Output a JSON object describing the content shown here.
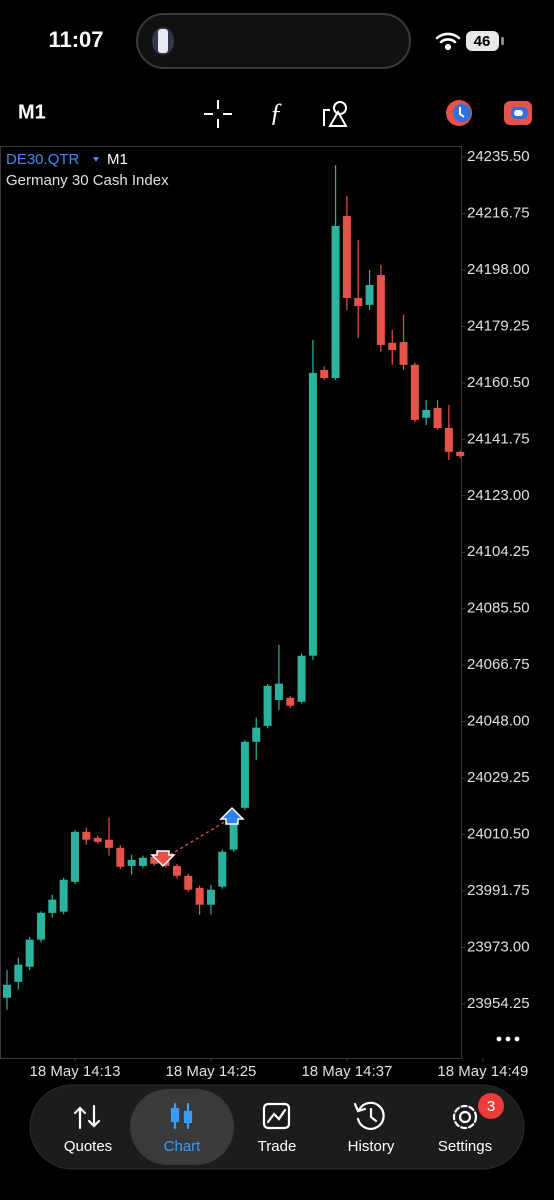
{
  "status_bar": {
    "time": "11:07",
    "battery": "46"
  },
  "toolbar": {
    "timeframe": "M1"
  },
  "chart_data": {
    "type": "candlestick",
    "symbol": "DE30.QTR",
    "timeframe": "M1",
    "title": "Germany 30 Cash Index",
    "categories": [
      null,
      null,
      null,
      null,
      null,
      null,
      "18 May 14:13",
      null,
      null,
      null,
      null,
      null,
      null,
      null,
      null,
      null,
      null,
      null,
      "18 May 14:25",
      null,
      null,
      null,
      null,
      null,
      null,
      null,
      null,
      null,
      null,
      null,
      "18 May 14:37",
      null,
      null,
      null,
      null,
      null,
      null,
      null,
      null,
      null,
      null,
      null,
      "18 May 14:49"
    ],
    "open": [
      23956.3,
      23961.6,
      23966.6,
      23975.6,
      23984.5,
      23984.9,
      23994.8,
      24011.4,
      24009.4,
      24008.8,
      24006.1,
      24000.1,
      24000.1,
      24003.1,
      24002.8,
      24000.1,
      23996.8,
      23992.8,
      23987.2,
      23993.2,
      24005.5,
      24019.4,
      24041.3,
      24046.6,
      24055.2,
      24055.9,
      24054.6,
      24069.9,
      24164.8,
      24162.1,
      24215.9,
      24188.7,
      24186.4,
      24196.3,
      24173.8,
      24174.1,
      24166.5,
      24148.9,
      24152.2,
      24145.5,
      24137.6,
      null,
      null
    ],
    "high": [
      23965.6,
      23969.6,
      23976.5,
      23985.0,
      23990.5,
      23996.2,
      24012.0,
      24012.8,
      24010.2,
      24016.1,
      24007.0,
      24003.8,
      24003.5,
      24003.8,
      24003.5,
      24000.8,
      23997.5,
      23993.5,
      23993.8,
      24005.5,
      24017.0,
      24041.8,
      24049.3,
      24060.5,
      24073.5,
      24056.6,
      24070.6,
      24174.8,
      24166.0,
      24232.8,
      24222.6,
      24207.9,
      24198.0,
      24199.6,
      24178.1,
      24183.1,
      24167.2,
      24154.8,
      24154.8,
      24153.2,
      24138.0,
      null,
      null
    ],
    "low": [
      23952.3,
      23959.0,
      23965.5,
      23974.8,
      23982.9,
      23984.0,
      23994.0,
      24007.1,
      24007.5,
      24003.5,
      23999.0,
      23997.2,
      23999.5,
      24000.1,
      23999.5,
      23996.0,
      23991.5,
      23983.9,
      23983.9,
      23992.5,
      24004.8,
      24018.7,
      24035.3,
      24045.8,
      24051.9,
      24052.5,
      24054.0,
      24068.5,
      24161.5,
      24161.5,
      24184.7,
      24175.4,
      24184.7,
      24170.8,
      24166.5,
      24164.8,
      24147.5,
      24146.5,
      24144.9,
      24134.9,
      24135.5,
      null,
      null
    ],
    "close": [
      23960.6,
      23967.3,
      23975.6,
      23984.5,
      23988.9,
      23995.5,
      24011.4,
      24008.8,
      24008.1,
      24006.1,
      23999.8,
      24002.1,
      24002.8,
      24000.8,
      24000.1,
      23996.8,
      23992.2,
      23987.2,
      23992.2,
      24004.8,
      24016.1,
      24041.3,
      24046.0,
      24059.9,
      24060.6,
      24053.3,
      24069.9,
      24163.8,
      24162.1,
      24212.6,
      24188.7,
      24186.0,
      24193.0,
      24173.1,
      24171.4,
      24166.5,
      24148.2,
      24151.5,
      24145.5,
      24137.6,
      24136.2,
      null,
      null
    ],
    "up_color": "#2bb3a0",
    "down_color": "#e5534b",
    "ylim": [
      23936.3,
      24238.5
    ],
    "yticks": [
      {
        "value": 24235.5,
        "label": "24235.50"
      },
      {
        "value": 24216.75,
        "label": "24216.75"
      },
      {
        "value": 24198,
        "label": "24198.00"
      },
      {
        "value": 24179.25,
        "label": "24179.25"
      },
      {
        "value": 24160.5,
        "label": "24160.50"
      },
      {
        "value": 24141.75,
        "label": "24141.75"
      },
      {
        "value": 24123,
        "label": "24123.00"
      },
      {
        "value": 24104.25,
        "label": "24104.25"
      },
      {
        "value": 24085.5,
        "label": "24085.50"
      },
      {
        "value": 24066.75,
        "label": "24066.75"
      },
      {
        "value": 24048,
        "label": "24048.00"
      },
      {
        "value": 24029.25,
        "label": "24029.25"
      },
      {
        "value": 24010.5,
        "label": "24010.50"
      },
      {
        "value": 23991.75,
        "label": "23991.75"
      },
      {
        "value": 23973,
        "label": "23973.00"
      },
      {
        "value": 23954.25,
        "label": "23954.25"
      }
    ]
  },
  "nav": {
    "items": [
      "Quotes",
      "Chart",
      "Trade",
      "History",
      "Settings"
    ],
    "active": 1,
    "badge": 3
  }
}
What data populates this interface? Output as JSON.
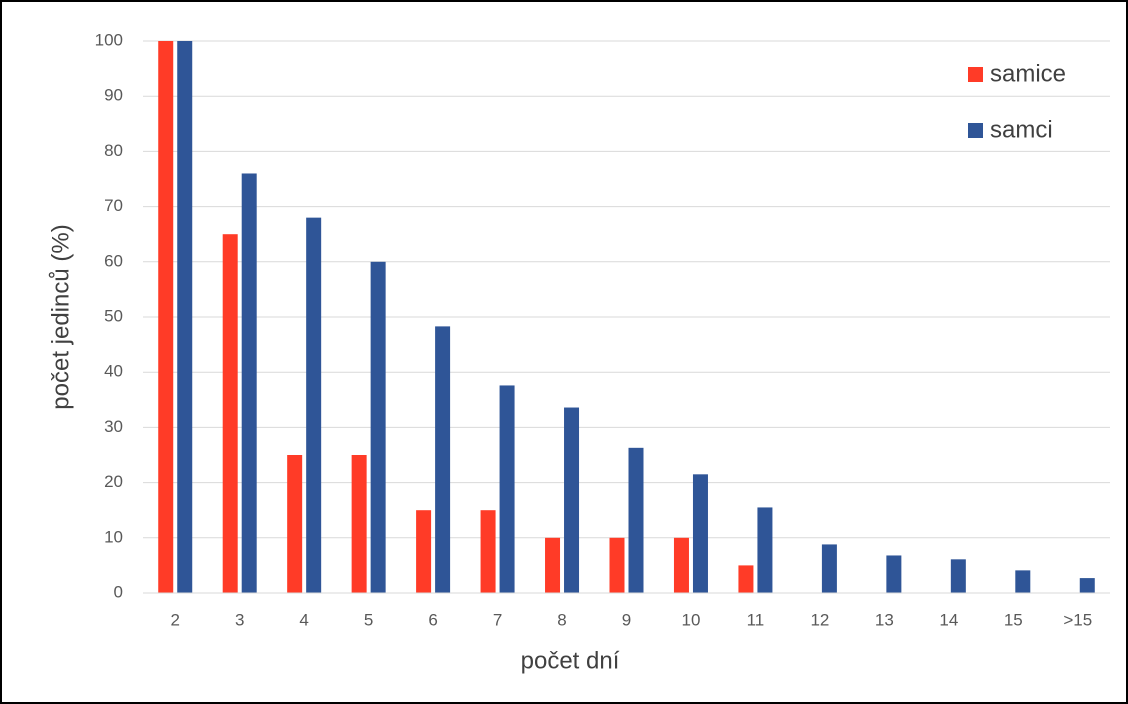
{
  "chart_data": {
    "type": "bar",
    "x_label": "počet dní",
    "y_label": "počet jedinců (%)",
    "categories": [
      "2",
      "3",
      "4",
      "5",
      "6",
      "7",
      "8",
      "9",
      "10",
      "11",
      "12",
      "13",
      "14",
      "15",
      ">15"
    ],
    "series": [
      {
        "name": "samice",
        "color": "#ff3b27",
        "values": [
          100,
          65,
          25,
          25,
          15,
          15,
          10,
          10,
          10,
          5,
          0,
          0,
          0,
          0,
          0
        ]
      },
      {
        "name": "samci",
        "color": "#2f5597",
        "values": [
          100,
          76,
          68,
          60,
          48.3,
          37.6,
          33.6,
          26.3,
          21.5,
          15.5,
          8.8,
          6.8,
          6.1,
          4.1,
          2.7
        ]
      }
    ],
    "ylim": [
      0,
      100
    ],
    "yticks": [
      0,
      10,
      20,
      30,
      40,
      50,
      60,
      70,
      80,
      90,
      100
    ],
    "grid": true,
    "legend": "top-right"
  }
}
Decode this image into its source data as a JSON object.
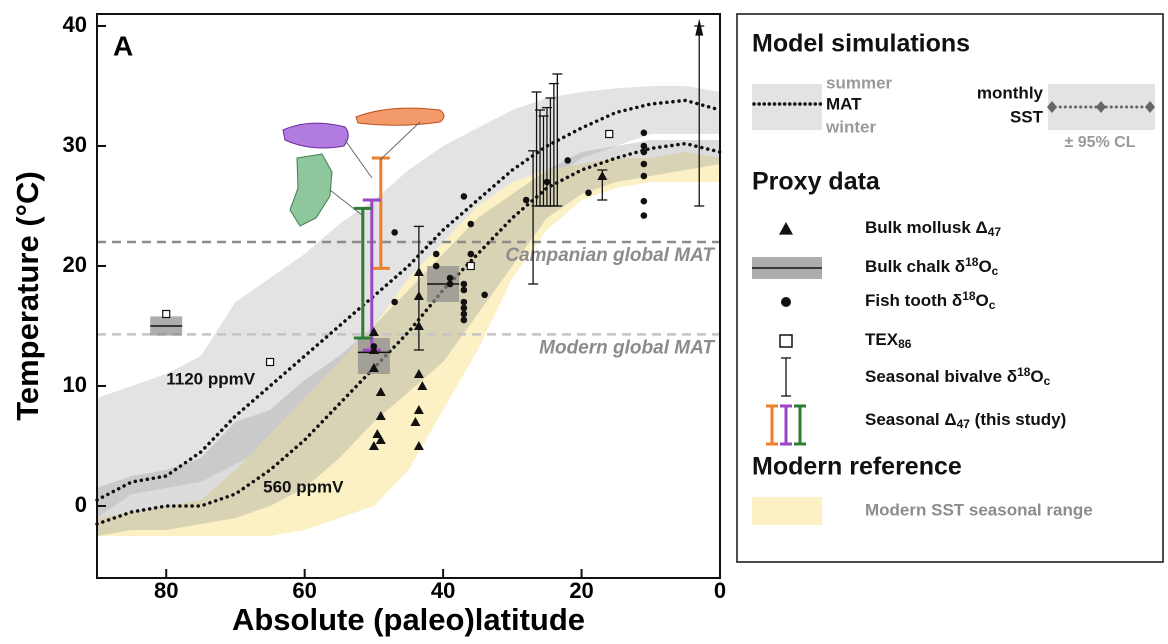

━━━━━━━━━━━━━━━━

**Written exercise**: Quote each entry above verbatim and drop the pictures.

**Task output**:
Output a JSON object describing the content shown here.
{
  "status_bar": {
    "time": "11:07",
    "battery": "46"
  },
  "toolbar": {
    "timeframe": "M1"
  },
  "chart_data": {
    "type": "candlestick",
    "symbol": "DE30.QTR",
    "timeframe": "M1",
    "title": "Germany 30 Cash Index",
    "categories": [
      null,
      null,
      null,
      null,
      null,
      null,
      "18 May 14:13",
      null,
      null,
      null,
      null,
      null,
      null,
      null,
      null,
      null,
      null,
      null,
      "18 May 14:25",
      null,
      null,
      null,
      null,
      null,
      null,
      null,
      null,
      null,
      null,
      null,
      "18 May 14:37",
      null,
      null,
      null,
      null,
      null,
      null,
      null,
      null,
      null,
      null,
      null,
      "18 May 14:49"
    ],
    "open": [
      23956.3,
      23961.6,
      23966.6,
      23975.6,
      23984.5,
      23984.9,
      23994.8,
      24011.4,
      24009.4,
      24008.8,
      24006.1,
      24000.1,
      24000.1,
      24003.1,
      24002.8,
      24000.1,
      23996.8,
      23992.8,
      23987.2,
      23993.2,
      24005.5,
      24019.4,
      24041.3,
      24046.6,
      24055.2,
      24055.9,
      24054.6,
      24069.9,
      24164.8,
      24162.1,
      24215.9,
      24188.7,
      24186.4,
      24196.3,
      24173.8,
      24174.1,
      24166.5,
      24148.9,
      24152.2,
      24145.5,
      24137.6,
      null,
      null
    ],
    "high": [
      23965.6,
      23969.6,
      23976.5,
      23985.0,
      23990.5,
      23996.2,
      24012.0,
      24012.8,
      24010.2,
      24016.1,
      24007.0,
      24003.8,
      24003.5,
      24003.8,
      24003.5,
      24000.8,
      23997.5,
      23993.5,
      23993.8,
      24005.5,
      24017.0,
      24041.8,
      24049.3,
      24060.5,
      24073.5,
      24056.6,
      24070.6,
      24174.8,
      24166.0,
      24232.8,
      24222.6,
      24207.9,
      24198.0,
      24199.6,
      24178.1,
      24183.1,
      24167.2,
      24154.8,
      24154.8,
      24153.2,
      24138.0,
      null,
      null
    ],
    "low": [
      23952.3,
      23959.0,
      23965.5,
      23974.8,
      23982.9,
      23984.0,
      23994.0,
      24007.1,
      24007.5,
      24003.5,
      23999.0,
      23997.2,
      23999.5,
      24000.1,
      23999.5,
      23996.0,
      23991.5,
      23983.9,
      23983.9,
      23992.5,
      24004.8,
      24018.7,
      24035.3,
      24045.8,
      24051.9,
      24052.5,
      24054.0,
      24068.5,
      24161.5,
      24161.5,
      24184.7,
      24175.4,
      24184.7,
      24170.8,
      24166.5,
      24164.8,
      24147.5,
      24146.5,
      24144.9,
      24134.9,
      24135.5,
      null,
      null
    ],
    "close": [
      23960.6,
      23967.3,
      23975.6,
      23984.5,
      23988.9,
      23995.5,
      24011.4,
      24008.8,
      24008.1,
      24006.1,
      23999.8,
      24002.1,
      24002.8,
      24000.8,
      24000.1,
      23996.8,
      23992.2,
      23987.2,
      23992.2,
      24004.8,
      24016.1,
      24041.3,
      24046.0,
      24059.9,
      24060.6,
      24053.3,
      24069.9,
      24163.8,
      24162.1,
      24212.6,
      24188.7,
      24186.0,
      24193.0,
      24173.1,
      24171.4,
      24166.5,
      24148.2,
      24151.5,
      24145.5,
      24137.6,
      24136.2,
      null,
      null
    ],
    "up_color": "#2bb3a0",
    "down_color": "#e5534b",
    "ylim": [
      23936.3,
      24238.5
    ],
    "yticks": [
      {
        "value": 24235.5,
        "label": "24235.50"
      },
      {
        "value": 24216.75,
        "label": "24216.75"
      },
      {
        "value": 24198,
        "label": "24198.00"
      },
      {
        "value": 24179.25,
        "label": "24179.25"
      },
      {
        "value": 24160.5,
        "label": "24160.50"
      },
      {
        "value": 24141.75,
        "label": "24141.75"
      },
      {
        "value": 24123,
        "label": "24123.00"
      },
      {
        "value": 24104.25,
        "label": "24104.25"
      },
      {
        "value": 24085.5,
        "label": "24085.50"
      },
      {
        "value": 24066.75,
        "label": "24066.75"
      },
      {
        "value": 24048,
        "label": "24048.00"
      },
      {
        "value": 24029.25,
        "label": "24029.25"
      },
      {
        "value": 24010.5,
        "label": "24010.50"
      },
      {
        "value": 23991.75,
        "label": "23991.75"
      },
      {
        "value": 23973,
        "label": "23973.00"
      },
      {
        "value": 23954.25,
        "label": "23954.25"
      }
    ]
  },
  "nav": {
    "items": [
      "Quotes",
      "Chart",
      "Trade",
      "History",
      "Settings"
    ],
    "active": 1,
    "badge": 3
  }
}
What data populates this interface? Output as JSON.
{
  "chart_data": {
    "type": "bar",
    "x_label": "počet dní",
    "y_label": "počet jedinců (%)",
    "categories": [
      "2",
      "3",
      "4",
      "5",
      "6",
      "7",
      "8",
      "9",
      "10",
      "11",
      "12",
      "13",
      "14",
      "15",
      ">15"
    ],
    "series": [
      {
        "name": "samice",
        "color": "#ff3b27",
        "values": [
          100,
          65,
          25,
          25,
          15,
          15,
          10,
          10,
          10,
          5,
          0,
          0,
          0,
          0,
          0
        ]
      },
      {
        "name": "samci",
        "color": "#2f5597",
        "values": [
          100,
          76,
          68,
          60,
          48.3,
          37.6,
          33.6,
          26.3,
          21.5,
          15.5,
          8.8,
          6.8,
          6.1,
          4.1,
          2.7
        ]
      }
    ],
    "ylim": [
      0,
      100
    ],
    "yticks": [
      0,
      10,
      20,
      30,
      40,
      50,
      60,
      70,
      80,
      90,
      100
    ],
    "grid": true,
    "legend": "top-right"
  }
}
Decode this image into its source data as a JSON object.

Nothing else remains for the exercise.